-- Start of Provided information --

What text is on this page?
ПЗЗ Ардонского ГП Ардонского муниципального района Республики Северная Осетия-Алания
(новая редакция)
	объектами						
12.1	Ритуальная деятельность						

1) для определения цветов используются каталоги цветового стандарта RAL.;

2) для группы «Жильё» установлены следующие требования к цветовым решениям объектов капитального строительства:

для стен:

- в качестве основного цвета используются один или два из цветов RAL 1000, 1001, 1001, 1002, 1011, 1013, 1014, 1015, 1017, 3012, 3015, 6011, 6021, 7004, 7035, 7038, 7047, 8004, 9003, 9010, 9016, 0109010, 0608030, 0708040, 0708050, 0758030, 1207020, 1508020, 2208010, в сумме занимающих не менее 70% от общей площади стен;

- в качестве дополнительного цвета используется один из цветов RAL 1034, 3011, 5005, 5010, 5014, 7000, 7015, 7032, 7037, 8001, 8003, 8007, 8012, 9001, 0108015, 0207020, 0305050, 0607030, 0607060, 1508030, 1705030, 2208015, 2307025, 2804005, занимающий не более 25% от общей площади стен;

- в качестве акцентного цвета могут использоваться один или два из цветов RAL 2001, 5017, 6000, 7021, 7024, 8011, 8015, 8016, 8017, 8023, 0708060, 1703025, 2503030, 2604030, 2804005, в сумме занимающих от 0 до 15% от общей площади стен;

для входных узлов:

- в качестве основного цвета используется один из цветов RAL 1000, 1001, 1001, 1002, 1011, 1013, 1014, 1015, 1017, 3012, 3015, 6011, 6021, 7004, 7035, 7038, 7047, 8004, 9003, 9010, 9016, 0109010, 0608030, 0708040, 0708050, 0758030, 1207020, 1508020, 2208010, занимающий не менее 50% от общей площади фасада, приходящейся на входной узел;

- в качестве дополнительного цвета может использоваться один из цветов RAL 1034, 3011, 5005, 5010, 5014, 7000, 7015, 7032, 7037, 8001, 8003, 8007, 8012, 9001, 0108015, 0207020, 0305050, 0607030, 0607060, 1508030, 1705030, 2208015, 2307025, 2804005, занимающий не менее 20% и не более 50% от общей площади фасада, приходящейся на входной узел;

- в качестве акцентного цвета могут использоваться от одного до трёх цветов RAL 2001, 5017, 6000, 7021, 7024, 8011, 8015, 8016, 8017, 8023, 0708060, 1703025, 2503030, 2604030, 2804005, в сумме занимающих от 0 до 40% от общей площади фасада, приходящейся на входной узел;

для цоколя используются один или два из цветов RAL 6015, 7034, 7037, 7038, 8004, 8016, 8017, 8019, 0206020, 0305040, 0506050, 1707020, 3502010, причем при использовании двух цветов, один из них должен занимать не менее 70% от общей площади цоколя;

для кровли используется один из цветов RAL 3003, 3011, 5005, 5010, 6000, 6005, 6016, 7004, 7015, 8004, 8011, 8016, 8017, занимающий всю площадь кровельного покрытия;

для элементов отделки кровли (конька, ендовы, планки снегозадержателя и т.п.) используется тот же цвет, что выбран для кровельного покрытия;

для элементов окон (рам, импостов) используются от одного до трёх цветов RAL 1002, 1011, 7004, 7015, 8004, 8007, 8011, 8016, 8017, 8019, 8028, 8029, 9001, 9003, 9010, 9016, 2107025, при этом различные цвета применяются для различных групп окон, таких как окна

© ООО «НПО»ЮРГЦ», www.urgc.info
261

-- End of Provided information --

Pull out each line of the entries that contains "менее".

- в качестве основного цвета используются один или два из цветов RAL 1000, 1001, 1001, 1002, 1011, 1013, 1014, 1015, 1017, 3012, 3015, 6011, 6021, 7004, 7035, 7038, 7047, 8004, 9003, 9010, 9016, 0109010, 0608030, 0708040, 0708050, 0758030, 1207020, 1508020, 2208010, в сумме занимающих не менее 70% от общей площади стен;
- в качестве основного цвета используется один из цветов RAL 1000, 1001, 1001, 1002, 1011, 1013, 1014, 1015, 1017, 3012, 3015, 6011, 6021, 7004, 7035, 7038, 7047, 8004, 9003, 9010, 9016, 0109010, 0608030, 0708040, 0708050, 0758030, 1207020, 1508020, 2208010, занимающий не менее 50% от общей площади фасада, приходящейся на входной узел;
- в качестве дополнительного цвета может использоваться один из цветов RAL 1034, 3011, 5005, 5010, 5014, 7000, 7015, 7032, 7037, 8001, 8003, 8007, 8012, 9001, 0108015, 0207020, 0305050, 0607030, 0607060, 1508030, 1705030, 2208015, 2307025, 2804005, занимающий не менее 20% и не более 50% от общей площади фасада, приходящейся на входной узел;
для цоколя используются один или два из цветов RAL 6015, 7034, 7037, 7038, 8004, 8016, 8017, 8019, 0206020, 0305040, 0506050, 1707020, 3502010, причем при использовании двух цветов, один из них должен занимать не менее 70% от общей площади цоколя;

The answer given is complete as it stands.